Where the word "data" occurs in a line, return that line.

**Raw records:**
○ ○ ○
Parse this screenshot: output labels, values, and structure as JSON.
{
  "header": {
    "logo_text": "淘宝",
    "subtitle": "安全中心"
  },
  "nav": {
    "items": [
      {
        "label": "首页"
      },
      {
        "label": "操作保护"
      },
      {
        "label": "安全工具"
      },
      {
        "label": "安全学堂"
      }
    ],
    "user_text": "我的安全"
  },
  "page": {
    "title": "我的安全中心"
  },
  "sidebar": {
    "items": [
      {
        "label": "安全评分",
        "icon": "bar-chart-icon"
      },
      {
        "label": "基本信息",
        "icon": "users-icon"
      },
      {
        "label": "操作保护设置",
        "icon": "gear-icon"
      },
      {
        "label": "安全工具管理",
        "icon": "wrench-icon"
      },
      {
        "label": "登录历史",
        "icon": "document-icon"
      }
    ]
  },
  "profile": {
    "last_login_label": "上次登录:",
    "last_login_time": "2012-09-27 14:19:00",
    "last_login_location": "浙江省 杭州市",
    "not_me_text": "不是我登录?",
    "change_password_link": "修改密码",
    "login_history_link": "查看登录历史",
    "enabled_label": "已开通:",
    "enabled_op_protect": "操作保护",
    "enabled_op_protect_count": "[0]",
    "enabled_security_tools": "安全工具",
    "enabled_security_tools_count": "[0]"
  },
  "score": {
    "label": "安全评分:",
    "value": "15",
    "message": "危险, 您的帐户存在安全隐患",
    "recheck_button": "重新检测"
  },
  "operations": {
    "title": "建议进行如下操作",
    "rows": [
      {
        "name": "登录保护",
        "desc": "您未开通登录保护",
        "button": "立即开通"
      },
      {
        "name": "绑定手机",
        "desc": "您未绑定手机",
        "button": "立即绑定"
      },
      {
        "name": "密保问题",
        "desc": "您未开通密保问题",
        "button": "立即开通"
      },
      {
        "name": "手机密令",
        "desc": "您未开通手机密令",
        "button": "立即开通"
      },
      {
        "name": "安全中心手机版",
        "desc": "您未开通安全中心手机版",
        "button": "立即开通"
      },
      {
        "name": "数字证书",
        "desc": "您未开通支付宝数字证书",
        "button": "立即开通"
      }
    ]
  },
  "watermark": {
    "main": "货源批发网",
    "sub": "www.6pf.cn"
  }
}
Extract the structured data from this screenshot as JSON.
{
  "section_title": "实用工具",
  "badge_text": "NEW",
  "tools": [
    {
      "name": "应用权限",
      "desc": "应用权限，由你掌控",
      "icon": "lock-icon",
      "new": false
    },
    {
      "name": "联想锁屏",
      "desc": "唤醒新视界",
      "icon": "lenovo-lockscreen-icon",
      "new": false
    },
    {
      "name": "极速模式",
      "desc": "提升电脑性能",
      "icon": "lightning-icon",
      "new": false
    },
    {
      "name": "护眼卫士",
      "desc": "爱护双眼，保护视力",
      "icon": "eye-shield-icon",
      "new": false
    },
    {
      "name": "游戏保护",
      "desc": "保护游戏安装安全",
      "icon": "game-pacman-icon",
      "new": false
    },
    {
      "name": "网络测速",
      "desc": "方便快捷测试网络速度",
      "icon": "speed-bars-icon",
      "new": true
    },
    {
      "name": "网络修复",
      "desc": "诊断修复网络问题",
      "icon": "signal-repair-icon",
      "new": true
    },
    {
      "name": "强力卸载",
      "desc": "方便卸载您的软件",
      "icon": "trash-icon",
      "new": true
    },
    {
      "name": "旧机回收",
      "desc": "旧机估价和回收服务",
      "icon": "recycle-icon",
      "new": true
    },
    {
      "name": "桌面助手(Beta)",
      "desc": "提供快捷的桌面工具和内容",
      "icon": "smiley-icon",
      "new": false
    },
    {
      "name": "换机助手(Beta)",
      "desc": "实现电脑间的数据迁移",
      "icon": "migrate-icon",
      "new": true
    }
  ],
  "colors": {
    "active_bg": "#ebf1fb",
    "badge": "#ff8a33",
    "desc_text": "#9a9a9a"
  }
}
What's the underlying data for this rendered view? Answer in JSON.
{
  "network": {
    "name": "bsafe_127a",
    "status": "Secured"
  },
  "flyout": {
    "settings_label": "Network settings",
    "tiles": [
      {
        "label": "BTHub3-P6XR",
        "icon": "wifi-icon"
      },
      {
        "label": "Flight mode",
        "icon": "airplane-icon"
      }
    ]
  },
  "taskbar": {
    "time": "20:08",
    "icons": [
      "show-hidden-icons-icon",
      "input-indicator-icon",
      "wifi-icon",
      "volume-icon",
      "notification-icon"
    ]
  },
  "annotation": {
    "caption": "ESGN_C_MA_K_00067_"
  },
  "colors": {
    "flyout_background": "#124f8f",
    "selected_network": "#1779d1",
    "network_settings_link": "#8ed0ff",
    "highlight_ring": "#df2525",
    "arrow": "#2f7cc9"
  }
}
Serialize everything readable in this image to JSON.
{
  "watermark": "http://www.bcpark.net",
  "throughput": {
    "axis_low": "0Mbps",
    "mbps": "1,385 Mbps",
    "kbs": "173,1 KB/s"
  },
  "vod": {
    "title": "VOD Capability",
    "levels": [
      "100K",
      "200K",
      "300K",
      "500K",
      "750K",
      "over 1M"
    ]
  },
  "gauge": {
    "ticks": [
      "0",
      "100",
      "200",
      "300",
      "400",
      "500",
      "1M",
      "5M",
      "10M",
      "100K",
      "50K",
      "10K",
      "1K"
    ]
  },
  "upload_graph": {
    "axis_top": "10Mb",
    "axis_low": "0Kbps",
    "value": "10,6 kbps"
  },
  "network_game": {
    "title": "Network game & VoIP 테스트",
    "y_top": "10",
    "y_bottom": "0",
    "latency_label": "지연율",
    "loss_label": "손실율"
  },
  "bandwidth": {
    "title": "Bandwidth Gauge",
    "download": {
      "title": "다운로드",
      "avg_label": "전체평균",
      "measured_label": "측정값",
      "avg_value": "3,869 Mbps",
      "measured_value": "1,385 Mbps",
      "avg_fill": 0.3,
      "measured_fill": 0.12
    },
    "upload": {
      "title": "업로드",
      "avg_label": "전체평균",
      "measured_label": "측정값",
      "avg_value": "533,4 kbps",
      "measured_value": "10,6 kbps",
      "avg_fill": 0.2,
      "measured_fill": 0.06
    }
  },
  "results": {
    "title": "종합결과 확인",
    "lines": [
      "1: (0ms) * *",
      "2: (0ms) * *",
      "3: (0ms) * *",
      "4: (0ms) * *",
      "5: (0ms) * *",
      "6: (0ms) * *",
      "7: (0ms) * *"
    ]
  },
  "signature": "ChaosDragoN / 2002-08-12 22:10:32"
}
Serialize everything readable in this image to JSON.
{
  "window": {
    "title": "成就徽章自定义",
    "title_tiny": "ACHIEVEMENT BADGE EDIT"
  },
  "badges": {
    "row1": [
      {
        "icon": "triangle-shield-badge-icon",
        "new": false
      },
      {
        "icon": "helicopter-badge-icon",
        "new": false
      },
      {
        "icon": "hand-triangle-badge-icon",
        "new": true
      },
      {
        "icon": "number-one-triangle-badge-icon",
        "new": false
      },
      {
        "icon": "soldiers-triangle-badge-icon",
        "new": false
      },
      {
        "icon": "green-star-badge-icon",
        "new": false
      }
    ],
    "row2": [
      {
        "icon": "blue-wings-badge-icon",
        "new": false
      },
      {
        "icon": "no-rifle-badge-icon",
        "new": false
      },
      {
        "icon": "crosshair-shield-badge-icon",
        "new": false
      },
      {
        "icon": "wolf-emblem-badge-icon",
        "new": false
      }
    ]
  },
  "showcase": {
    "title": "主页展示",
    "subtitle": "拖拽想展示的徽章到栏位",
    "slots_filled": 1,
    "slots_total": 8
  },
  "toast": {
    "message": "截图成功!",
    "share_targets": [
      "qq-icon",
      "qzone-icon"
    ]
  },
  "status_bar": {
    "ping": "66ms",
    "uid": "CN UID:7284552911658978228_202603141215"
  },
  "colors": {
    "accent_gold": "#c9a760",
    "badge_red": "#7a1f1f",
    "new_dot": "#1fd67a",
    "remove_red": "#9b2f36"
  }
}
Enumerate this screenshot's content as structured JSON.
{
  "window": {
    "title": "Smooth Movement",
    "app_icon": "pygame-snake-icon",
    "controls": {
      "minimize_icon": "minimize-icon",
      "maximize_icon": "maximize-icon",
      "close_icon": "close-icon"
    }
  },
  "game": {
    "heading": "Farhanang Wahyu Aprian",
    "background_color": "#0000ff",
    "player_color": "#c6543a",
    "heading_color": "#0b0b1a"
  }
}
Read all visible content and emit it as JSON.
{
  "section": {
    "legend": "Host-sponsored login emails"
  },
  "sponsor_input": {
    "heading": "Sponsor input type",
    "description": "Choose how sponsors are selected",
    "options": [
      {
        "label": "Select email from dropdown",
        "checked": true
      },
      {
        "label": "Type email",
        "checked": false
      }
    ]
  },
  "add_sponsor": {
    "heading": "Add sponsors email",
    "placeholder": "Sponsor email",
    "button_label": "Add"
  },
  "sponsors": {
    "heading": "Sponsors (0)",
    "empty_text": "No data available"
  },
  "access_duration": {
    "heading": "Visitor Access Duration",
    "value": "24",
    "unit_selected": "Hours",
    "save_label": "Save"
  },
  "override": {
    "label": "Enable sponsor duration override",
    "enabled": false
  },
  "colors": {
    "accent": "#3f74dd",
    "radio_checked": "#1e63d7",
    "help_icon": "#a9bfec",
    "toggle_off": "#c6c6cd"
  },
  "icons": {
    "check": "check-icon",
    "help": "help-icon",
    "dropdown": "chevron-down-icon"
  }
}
○ ○ ○
**Worked answer:**
Extract the structured data from this screenshot as JSON.
What's the underlying data for this rendered view? Answer in JSON.
    "empty_text": "No data available"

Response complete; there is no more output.